Source records ▸
* * *
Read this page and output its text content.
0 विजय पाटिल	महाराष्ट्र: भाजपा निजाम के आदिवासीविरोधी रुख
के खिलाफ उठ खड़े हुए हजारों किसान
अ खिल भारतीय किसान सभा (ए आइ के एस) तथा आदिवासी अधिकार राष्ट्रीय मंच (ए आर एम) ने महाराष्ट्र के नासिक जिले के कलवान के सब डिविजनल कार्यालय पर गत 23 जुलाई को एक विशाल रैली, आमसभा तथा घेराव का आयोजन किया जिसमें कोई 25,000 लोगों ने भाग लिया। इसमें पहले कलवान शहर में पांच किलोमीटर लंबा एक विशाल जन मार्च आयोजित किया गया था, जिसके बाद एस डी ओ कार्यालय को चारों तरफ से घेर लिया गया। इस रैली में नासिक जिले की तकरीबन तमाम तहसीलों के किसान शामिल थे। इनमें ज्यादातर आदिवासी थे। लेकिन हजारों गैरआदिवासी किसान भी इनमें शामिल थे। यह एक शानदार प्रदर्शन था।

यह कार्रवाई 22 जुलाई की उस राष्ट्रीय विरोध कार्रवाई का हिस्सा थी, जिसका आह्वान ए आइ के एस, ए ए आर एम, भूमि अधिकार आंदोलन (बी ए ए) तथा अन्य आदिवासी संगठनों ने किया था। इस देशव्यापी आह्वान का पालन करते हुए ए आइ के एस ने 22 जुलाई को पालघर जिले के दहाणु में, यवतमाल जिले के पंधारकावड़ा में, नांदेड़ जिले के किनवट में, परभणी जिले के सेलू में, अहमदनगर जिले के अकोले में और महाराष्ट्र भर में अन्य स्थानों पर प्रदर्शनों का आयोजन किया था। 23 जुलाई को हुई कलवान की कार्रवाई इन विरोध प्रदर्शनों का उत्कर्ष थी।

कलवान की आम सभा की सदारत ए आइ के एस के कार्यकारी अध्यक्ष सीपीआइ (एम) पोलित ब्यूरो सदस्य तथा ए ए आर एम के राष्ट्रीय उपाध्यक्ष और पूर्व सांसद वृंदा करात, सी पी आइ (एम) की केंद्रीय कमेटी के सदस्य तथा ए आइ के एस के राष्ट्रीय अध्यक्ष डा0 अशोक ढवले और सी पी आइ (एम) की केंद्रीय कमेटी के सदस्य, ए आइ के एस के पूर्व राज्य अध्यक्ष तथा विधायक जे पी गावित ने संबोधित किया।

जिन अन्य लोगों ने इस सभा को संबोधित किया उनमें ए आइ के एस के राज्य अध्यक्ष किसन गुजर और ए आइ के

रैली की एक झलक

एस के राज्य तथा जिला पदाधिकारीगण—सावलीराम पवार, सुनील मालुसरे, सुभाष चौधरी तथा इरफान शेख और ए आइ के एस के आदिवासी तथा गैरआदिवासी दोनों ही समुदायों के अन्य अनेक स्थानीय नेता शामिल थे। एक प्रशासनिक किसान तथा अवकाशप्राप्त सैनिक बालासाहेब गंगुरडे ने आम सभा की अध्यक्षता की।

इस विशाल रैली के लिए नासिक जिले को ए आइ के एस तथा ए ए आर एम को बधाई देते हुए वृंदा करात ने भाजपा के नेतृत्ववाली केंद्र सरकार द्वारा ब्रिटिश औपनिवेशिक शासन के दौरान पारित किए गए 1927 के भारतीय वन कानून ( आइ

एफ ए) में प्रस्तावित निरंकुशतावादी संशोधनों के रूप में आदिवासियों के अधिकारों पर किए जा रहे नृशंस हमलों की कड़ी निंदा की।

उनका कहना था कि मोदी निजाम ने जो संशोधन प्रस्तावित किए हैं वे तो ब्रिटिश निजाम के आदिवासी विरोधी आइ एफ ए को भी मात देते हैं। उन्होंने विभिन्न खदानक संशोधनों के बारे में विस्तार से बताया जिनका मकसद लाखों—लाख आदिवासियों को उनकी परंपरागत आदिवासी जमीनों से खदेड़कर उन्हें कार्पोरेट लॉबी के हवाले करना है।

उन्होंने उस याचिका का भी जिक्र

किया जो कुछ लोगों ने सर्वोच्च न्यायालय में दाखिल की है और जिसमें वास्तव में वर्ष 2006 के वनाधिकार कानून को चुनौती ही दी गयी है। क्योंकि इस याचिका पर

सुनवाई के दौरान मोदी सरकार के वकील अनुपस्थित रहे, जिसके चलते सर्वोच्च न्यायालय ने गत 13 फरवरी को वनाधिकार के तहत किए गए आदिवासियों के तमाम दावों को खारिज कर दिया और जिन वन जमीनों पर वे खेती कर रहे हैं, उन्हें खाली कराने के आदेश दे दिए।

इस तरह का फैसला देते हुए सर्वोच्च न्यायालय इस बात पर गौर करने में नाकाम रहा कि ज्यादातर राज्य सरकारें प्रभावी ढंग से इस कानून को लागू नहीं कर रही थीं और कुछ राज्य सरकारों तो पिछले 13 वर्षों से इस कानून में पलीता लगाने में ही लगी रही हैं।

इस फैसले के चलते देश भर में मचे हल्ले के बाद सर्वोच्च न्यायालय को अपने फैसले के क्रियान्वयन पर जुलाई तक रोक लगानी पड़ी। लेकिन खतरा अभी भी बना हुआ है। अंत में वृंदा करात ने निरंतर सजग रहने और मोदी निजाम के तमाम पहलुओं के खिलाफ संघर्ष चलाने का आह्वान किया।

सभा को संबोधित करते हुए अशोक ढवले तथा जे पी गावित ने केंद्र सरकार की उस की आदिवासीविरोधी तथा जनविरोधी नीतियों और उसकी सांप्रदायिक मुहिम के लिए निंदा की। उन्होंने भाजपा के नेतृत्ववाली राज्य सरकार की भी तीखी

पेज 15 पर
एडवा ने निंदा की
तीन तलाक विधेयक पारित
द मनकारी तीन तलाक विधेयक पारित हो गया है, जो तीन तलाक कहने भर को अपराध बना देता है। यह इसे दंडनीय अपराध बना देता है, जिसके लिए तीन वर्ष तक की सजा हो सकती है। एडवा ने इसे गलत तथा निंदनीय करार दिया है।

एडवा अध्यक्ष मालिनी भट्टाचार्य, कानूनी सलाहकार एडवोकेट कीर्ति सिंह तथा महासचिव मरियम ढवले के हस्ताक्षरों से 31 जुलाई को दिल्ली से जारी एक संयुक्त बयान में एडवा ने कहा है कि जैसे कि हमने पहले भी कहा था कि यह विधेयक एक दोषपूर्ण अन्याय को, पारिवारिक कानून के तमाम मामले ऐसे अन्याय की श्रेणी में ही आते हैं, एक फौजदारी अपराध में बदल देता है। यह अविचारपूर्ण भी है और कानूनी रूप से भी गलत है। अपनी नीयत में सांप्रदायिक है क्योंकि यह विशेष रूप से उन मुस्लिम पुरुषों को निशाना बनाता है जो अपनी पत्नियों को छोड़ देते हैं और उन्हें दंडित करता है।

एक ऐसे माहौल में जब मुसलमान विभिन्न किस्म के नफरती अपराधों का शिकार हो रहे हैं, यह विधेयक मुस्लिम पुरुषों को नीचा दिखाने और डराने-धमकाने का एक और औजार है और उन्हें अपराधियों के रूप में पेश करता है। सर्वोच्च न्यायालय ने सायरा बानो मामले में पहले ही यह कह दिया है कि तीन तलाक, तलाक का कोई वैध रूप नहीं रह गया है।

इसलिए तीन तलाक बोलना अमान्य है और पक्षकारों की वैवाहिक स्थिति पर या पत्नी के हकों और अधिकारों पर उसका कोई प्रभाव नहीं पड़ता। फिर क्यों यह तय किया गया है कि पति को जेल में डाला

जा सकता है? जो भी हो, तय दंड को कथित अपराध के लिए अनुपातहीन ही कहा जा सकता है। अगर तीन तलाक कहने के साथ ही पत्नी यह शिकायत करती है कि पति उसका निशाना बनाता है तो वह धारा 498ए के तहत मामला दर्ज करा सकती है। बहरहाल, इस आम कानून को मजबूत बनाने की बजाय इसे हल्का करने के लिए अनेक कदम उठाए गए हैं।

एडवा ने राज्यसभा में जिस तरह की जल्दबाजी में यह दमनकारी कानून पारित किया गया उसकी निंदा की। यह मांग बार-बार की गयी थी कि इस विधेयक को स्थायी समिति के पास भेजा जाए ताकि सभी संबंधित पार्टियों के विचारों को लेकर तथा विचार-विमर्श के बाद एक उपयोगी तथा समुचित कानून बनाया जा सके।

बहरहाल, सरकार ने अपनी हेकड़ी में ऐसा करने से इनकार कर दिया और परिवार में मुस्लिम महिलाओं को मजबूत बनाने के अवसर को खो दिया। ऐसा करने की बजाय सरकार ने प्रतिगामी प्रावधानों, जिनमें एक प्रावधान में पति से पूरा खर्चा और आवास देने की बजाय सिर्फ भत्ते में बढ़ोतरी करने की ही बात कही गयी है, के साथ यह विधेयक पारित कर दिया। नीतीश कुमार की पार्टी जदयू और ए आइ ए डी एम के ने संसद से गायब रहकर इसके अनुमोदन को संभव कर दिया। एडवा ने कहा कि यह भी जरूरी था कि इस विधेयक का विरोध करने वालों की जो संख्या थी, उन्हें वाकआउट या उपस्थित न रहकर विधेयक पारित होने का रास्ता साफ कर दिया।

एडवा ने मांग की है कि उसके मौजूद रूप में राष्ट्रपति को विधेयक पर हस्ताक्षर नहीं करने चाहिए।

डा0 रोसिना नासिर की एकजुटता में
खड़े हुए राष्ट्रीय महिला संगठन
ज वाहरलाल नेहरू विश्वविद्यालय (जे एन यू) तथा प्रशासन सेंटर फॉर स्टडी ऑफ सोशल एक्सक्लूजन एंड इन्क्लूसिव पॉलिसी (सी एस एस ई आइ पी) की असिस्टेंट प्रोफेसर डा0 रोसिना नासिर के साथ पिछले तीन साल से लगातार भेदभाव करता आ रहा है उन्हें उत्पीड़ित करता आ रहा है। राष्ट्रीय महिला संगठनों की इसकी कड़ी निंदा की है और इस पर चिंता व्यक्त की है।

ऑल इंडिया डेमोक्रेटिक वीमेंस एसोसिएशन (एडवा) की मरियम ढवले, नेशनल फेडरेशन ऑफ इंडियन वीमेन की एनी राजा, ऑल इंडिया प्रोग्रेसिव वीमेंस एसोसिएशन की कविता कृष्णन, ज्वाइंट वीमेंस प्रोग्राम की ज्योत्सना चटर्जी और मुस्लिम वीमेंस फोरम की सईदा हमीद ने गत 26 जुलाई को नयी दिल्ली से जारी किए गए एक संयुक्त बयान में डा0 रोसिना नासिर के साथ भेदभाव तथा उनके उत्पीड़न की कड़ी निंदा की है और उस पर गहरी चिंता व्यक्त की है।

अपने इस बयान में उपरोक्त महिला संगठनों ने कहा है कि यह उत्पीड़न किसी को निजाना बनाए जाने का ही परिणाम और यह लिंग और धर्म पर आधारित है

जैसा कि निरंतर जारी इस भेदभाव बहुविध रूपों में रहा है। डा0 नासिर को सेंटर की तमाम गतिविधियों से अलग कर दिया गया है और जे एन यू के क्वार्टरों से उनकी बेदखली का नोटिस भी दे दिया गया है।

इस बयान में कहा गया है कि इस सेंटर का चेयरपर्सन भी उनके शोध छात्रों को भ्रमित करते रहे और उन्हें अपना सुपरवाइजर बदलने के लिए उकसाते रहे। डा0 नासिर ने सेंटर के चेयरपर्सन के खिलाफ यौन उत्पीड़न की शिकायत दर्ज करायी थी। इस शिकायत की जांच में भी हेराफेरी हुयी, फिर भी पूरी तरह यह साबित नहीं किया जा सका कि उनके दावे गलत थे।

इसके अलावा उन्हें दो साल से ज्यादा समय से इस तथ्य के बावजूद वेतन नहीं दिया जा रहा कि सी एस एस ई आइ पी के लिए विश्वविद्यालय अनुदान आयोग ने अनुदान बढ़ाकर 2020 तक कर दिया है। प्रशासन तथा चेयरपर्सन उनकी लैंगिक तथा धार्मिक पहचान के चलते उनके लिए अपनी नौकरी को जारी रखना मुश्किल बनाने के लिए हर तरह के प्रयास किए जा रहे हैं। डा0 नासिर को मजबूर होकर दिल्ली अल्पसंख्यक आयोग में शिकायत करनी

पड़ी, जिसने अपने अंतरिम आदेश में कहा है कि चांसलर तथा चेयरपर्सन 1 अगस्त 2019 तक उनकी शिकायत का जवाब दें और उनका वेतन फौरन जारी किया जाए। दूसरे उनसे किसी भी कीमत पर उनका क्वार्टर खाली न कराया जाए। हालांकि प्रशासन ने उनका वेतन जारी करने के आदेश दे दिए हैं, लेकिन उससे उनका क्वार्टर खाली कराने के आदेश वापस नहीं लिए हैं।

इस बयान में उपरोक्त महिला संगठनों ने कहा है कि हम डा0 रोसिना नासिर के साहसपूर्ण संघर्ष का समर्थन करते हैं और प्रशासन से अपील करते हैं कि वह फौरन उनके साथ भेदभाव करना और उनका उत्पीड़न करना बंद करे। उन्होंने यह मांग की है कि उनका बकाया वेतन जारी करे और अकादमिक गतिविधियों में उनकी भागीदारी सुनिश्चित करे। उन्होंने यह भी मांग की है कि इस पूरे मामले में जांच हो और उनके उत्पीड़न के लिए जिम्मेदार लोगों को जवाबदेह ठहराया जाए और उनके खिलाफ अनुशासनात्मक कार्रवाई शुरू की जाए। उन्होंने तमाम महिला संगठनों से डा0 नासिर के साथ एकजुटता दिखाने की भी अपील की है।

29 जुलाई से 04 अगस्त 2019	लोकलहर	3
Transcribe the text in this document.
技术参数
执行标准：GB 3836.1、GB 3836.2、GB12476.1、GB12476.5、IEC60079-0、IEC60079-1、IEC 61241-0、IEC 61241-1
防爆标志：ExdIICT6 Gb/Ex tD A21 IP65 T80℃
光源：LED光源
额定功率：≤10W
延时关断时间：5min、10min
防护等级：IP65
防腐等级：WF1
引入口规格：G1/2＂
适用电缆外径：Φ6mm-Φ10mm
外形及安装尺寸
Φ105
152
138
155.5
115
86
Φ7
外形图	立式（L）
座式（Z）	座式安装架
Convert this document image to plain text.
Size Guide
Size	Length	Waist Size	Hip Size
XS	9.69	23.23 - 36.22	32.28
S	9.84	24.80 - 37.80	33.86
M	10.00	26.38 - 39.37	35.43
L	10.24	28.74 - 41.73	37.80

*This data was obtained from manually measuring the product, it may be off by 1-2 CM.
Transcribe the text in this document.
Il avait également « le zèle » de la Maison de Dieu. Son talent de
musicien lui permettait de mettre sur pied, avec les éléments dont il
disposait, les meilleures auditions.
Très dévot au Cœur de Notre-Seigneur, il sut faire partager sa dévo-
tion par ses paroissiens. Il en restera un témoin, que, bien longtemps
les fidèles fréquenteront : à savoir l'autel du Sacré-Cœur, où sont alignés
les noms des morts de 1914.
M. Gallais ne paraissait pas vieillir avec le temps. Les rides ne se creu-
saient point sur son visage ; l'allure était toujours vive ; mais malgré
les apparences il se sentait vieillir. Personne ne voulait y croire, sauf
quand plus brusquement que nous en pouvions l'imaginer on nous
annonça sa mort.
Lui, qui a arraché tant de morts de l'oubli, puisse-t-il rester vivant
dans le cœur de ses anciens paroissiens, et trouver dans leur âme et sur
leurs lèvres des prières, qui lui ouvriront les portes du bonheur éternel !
* * *
Work out how many lines of the listing above include "paroissiens". Answer with the number and nothing more.

2